Document segment:
-- Start --

Force Majeure affecting Seller’s supplier of gas, any other feedstock (including electricity) or, if applicable, methanol shall be deemed to be Force Majeure affecting Seller. 

  

	9.2	If either party fails to observe or perform any of the obligations imposed upon it under this Agreement and such failure shall have been as a consequence of Force Majeure, such
failure shall be deemed not to be a breach of this Agreement and the performance or observance of such obligation will be suspended during the continuation of the Force Majeure provided that the party claiming Force Majeure shall:

  

	 	a)	give written notice to the other party specifying full particulars of such Force Majeure as soon as is reasonably possible; 

  

	 	b)	as far as possible remedy the Force Majeure as soon as reasonably possible; and 

  

	 	c)	give written notice to the other party after the Force Majeure has been remedied as soon as reasonably possible. 

  

	9.3	Notwithstanding any other provision of this Agreement, a claim of Force Majeure shall not under any circumstances suspend the obligation of Buyer to make payment for any Product
delivered under this Agreement. 

  

	9.4	From date of notification of the Force Majeure, the affected party may, in its absolute discretion, by written notice to the other either: 

  

	 	(i)	cancel from the Agreement the quantities which have not been shipped due to Force Majeure, without affecting the balance of the Agreement, or 

  

	 	(ii)	ship such quantities after such Force Majeure has ended, on the same terms as set forth in the Agreement, where Seller is the affected party, or 

  

	 	(iii)	allocate its available supply of Methanol among all of its customers and itself in an equitable manner where Seller is the affected party. 

  

	9.5	Buyer shall not be excused from performing any of its obligations in respect of any shipment by the occurrence or notification to Seller of an event of Force Majeure after the time
that the Product is delivered to Buyer. 

  

	9.6	The party affected by the Force Majeure shall use all commercially reasonable endeavors to minimize the Force Majeure so that it may promptly perform its remaining obligations under
the Agreement.

-- End --

Dataset:
-- Start --

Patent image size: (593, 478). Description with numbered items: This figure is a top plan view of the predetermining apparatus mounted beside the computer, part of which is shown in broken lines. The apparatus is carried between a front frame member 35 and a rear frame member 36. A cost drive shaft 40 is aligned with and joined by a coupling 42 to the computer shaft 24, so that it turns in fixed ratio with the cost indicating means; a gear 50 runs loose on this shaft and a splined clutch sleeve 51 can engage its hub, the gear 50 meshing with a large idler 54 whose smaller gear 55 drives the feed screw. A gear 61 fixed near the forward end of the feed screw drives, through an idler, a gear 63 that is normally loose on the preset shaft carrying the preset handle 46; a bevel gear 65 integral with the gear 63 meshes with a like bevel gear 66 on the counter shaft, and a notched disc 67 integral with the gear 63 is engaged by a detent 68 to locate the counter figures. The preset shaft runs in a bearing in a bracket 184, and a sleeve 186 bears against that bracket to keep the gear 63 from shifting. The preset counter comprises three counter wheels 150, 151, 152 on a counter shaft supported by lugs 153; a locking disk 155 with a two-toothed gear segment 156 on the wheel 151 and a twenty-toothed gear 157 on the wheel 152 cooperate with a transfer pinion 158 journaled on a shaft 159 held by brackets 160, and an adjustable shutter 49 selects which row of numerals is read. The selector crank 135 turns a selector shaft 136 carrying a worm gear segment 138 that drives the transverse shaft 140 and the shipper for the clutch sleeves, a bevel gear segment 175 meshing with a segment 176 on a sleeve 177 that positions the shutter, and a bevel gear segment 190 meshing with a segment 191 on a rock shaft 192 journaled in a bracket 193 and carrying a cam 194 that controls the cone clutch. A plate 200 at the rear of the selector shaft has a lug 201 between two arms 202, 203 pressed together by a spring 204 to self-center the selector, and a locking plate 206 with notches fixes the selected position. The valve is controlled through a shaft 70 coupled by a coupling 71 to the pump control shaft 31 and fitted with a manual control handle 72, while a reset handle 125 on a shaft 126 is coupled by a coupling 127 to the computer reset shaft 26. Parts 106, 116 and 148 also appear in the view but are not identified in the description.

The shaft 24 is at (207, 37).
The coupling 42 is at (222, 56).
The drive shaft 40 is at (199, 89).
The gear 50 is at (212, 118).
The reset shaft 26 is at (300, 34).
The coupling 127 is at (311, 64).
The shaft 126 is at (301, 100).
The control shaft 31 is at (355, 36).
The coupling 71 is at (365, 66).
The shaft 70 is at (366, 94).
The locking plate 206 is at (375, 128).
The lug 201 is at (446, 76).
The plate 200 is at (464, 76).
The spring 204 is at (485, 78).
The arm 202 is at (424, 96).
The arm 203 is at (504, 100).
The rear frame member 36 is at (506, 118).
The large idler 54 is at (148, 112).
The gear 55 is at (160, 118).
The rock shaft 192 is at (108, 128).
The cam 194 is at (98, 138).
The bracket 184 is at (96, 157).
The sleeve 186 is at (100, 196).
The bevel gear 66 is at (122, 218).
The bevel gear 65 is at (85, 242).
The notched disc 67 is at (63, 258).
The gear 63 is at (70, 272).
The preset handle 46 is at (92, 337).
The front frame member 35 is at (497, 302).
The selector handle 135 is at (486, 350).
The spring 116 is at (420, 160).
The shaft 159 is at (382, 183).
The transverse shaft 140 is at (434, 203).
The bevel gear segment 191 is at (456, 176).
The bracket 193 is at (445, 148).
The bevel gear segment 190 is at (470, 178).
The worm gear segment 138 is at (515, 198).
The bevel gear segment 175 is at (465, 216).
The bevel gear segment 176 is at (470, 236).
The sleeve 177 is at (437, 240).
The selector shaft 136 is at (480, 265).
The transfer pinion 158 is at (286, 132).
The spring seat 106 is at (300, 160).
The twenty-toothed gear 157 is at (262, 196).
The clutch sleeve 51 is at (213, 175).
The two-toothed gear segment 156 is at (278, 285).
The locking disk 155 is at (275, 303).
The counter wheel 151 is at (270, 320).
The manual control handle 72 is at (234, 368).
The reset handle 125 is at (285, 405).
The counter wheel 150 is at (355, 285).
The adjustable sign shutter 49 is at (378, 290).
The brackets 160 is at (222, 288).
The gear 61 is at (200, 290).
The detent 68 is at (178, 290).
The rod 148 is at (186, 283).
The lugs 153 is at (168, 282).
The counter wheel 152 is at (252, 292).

-- End --

Directions:
a: In the force majeure clause, what obligation of Buyer can a claim of Force Majeure never suspend?
b: Write out the force majeure clause word for word, from "Force Majeure affecting Seller’s" up to and including "Majeure affecting Seller.".
The items are separate material, unrelated to the force majeure clause.

Task solutions:
a: Buyer's obligation to make payment for any Product delivered under the Agreement.

b:
Force Majeure affecting Seller’s supplier of gas, any other feedstock (including electricity) or, if applicable, methanol shall be deemed to be Force Majeure affecting Seller.